#### REQUIRED TASK:
Images appear in the records below; leave them out and repeat everything else exactly.

#### EXERCISE INPUTS:
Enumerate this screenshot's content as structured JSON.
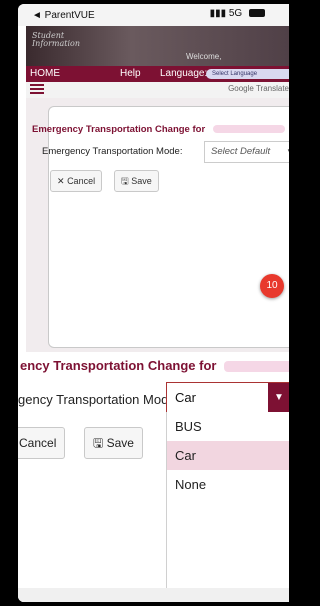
{
  "status_bar": {
    "back_label": "◄ ParentVUE",
    "signal": "5G"
  },
  "header": {
    "logo_line1": "Student",
    "logo_line2": "Information",
    "welcome": "Welcome,"
  },
  "nav": {
    "home": "HOME",
    "help": "Help",
    "language": "Language:",
    "select_language": "Select Language"
  },
  "google": {
    "translate": "Google Translate"
  },
  "modal_small": {
    "title": "Emergency Transportation Change for",
    "mode_label": "Emergency Transportation Mode:",
    "mode_value": "Select Default",
    "cancel_label": "Cancel",
    "save_label": "Save"
  },
  "step_badge": "10",
  "zoom": {
    "title": "ency Transportation Change for",
    "mode_label": "gency Transportation Mode:",
    "selected_value": "Car",
    "cancel_label": "Cancel",
    "save_label": "Save",
    "options": [
      "BUS",
      "Car",
      "None"
    ]
  }
}
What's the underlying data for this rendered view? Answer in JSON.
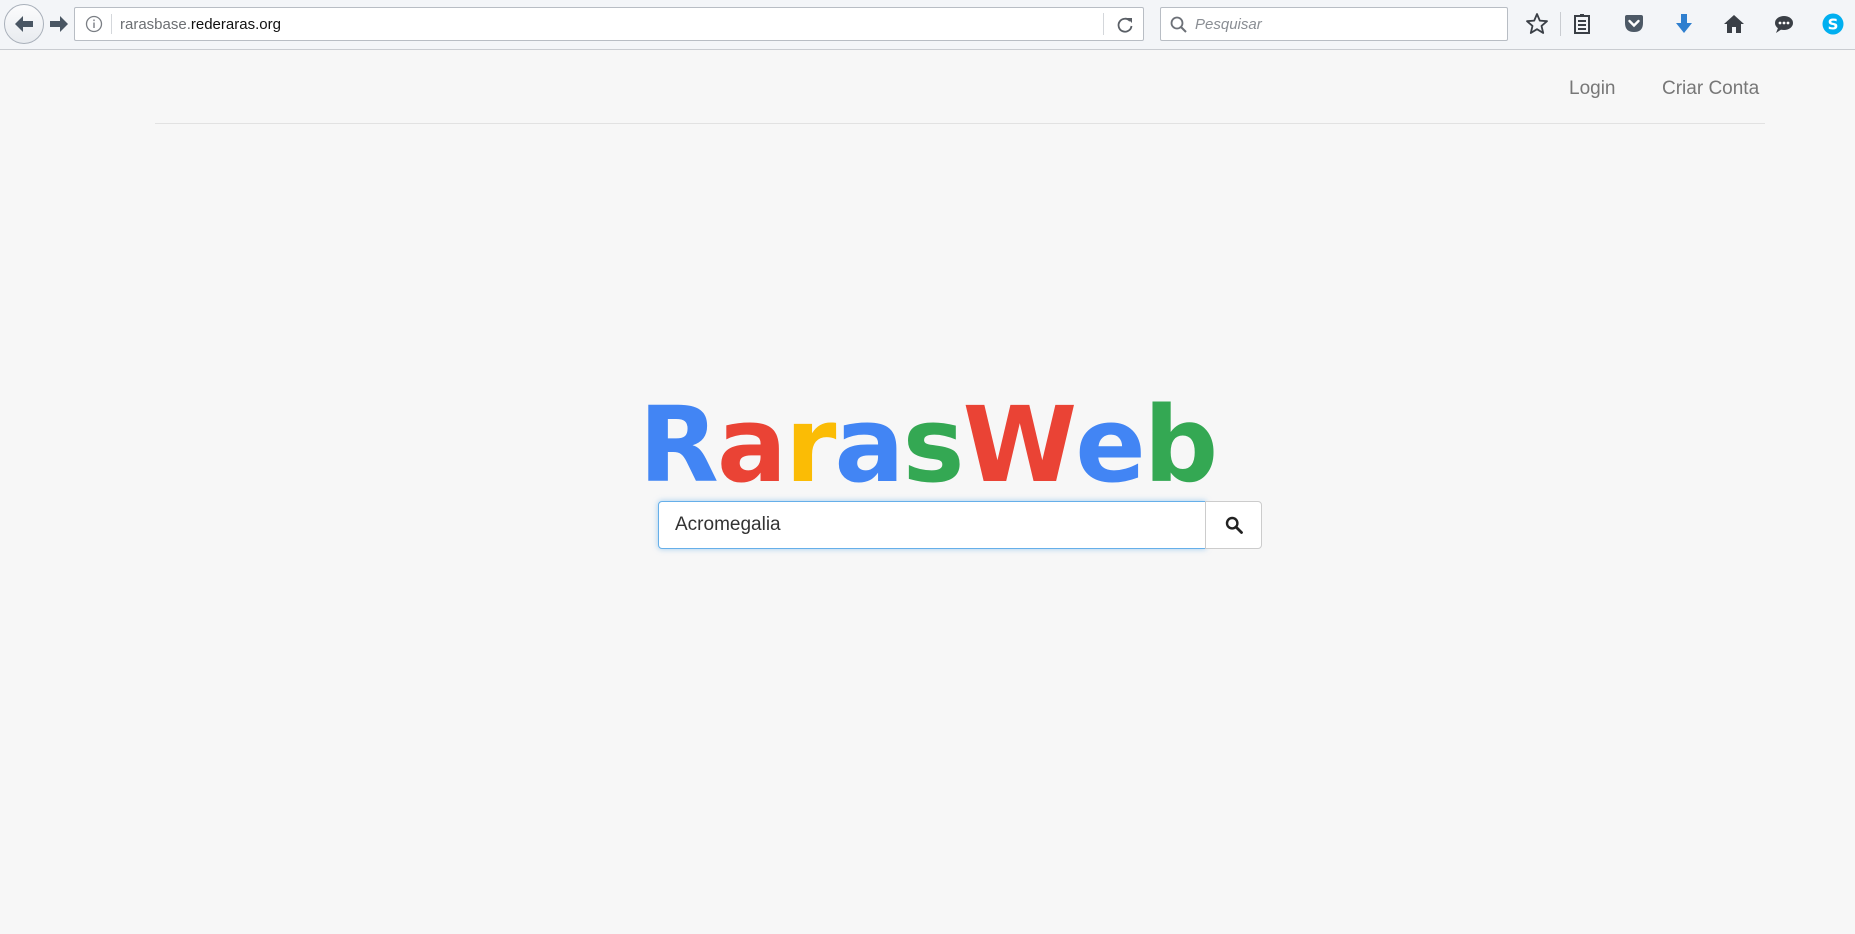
{
  "browser": {
    "url_prefix": "rarasbase.",
    "url_domain": "rederaras.org",
    "search_placeholder": "Pesquisar",
    "icons": [
      "back-icon",
      "forward-icon",
      "info-icon",
      "reload-icon",
      "search-icon",
      "bookmark-star-icon",
      "reading-list-icon",
      "pocket-icon",
      "download-icon",
      "home-icon",
      "chat-icon",
      "skype-icon"
    ]
  },
  "nav": {
    "login": "Login",
    "signup": "Criar Conta"
  },
  "logo": {
    "letters": [
      {
        "char": "R",
        "color": "#4285f4"
      },
      {
        "char": "a",
        "color": "#ea4335"
      },
      {
        "char": "r",
        "color": "#fbbc05"
      },
      {
        "char": "a",
        "color": "#4285f4"
      },
      {
        "char": "s",
        "color": "#34a853"
      },
      {
        "char": "W",
        "color": "#ea4335"
      },
      {
        "char": "e",
        "color": "#4285f4"
      },
      {
        "char": "b",
        "color": "#34a853"
      }
    ]
  },
  "search": {
    "value": "Acromegalia"
  }
}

#### CORRECT ANSWER:
Enumerate this screenshot's content as structured JSON.
{
  "status_bar": {
    "back_label": "◄ ParentVUE",
    "signal": "5G"
  },
  "header": {
    "logo_line1": "Student",
    "logo_line2": "Information",
    "welcome": "Welcome,"
  },
  "nav": {
    "home": "HOME",
    "help": "Help",
    "language": "Language:",
    "select_language": "Select Language"
  },
  "google": {
    "translate": "Google Translate"
  },
  "modal_small": {
    "title": "Emergency Transportation Change for",
    "mode_label": "Emergency Transportation Mode:",
    "mode_value": "Select Default",
    "cancel_label": "Cancel",
    "save_label": "Save"
  },
  "step_badge": "10",
  "zoom": {
    "title": "ency Transportation Change for",
    "mode_label": "gency Transportation Mode:",
    "selected_value": "Car",
    "cancel_label": "Cancel",
    "save_label": "Save",
    "options": [
      "BUS",
      "Car",
      "None"
    ]
  }
}
What's the underlying data for this rendered view? Answer in JSON.
{
  "browser": {
    "url_prefix": "rarasbase.",
    "url_domain": "rederaras.org",
    "search_placeholder": "Pesquisar",
    "icons": [
      "back-icon",
      "forward-icon",
      "info-icon",
      "reload-icon",
      "search-icon",
      "bookmark-star-icon",
      "reading-list-icon",
      "pocket-icon",
      "download-icon",
      "home-icon",
      "chat-icon",
      "skype-icon"
    ]
  },
  "nav": {
    "login": "Login",
    "signup": "Criar Conta"
  },
  "logo": {
    "letters": [
      {
        "char": "R",
        "color": "#4285f4"
      },
      {
        "char": "a",
        "color": "#ea4335"
      },
      {
        "char": "r",
        "color": "#fbbc05"
      },
      {
        "char": "a",
        "color": "#4285f4"
      },
      {
        "char": "s",
        "color": "#34a853"
      },
      {
        "char": "W",
        "color": "#ea4335"
      },
      {
        "char": "e",
        "color": "#4285f4"
      },
      {
        "char": "b",
        "color": "#34a853"
      }
    ]
  },
  "search": {
    "value": "Acromegalia"
  }
}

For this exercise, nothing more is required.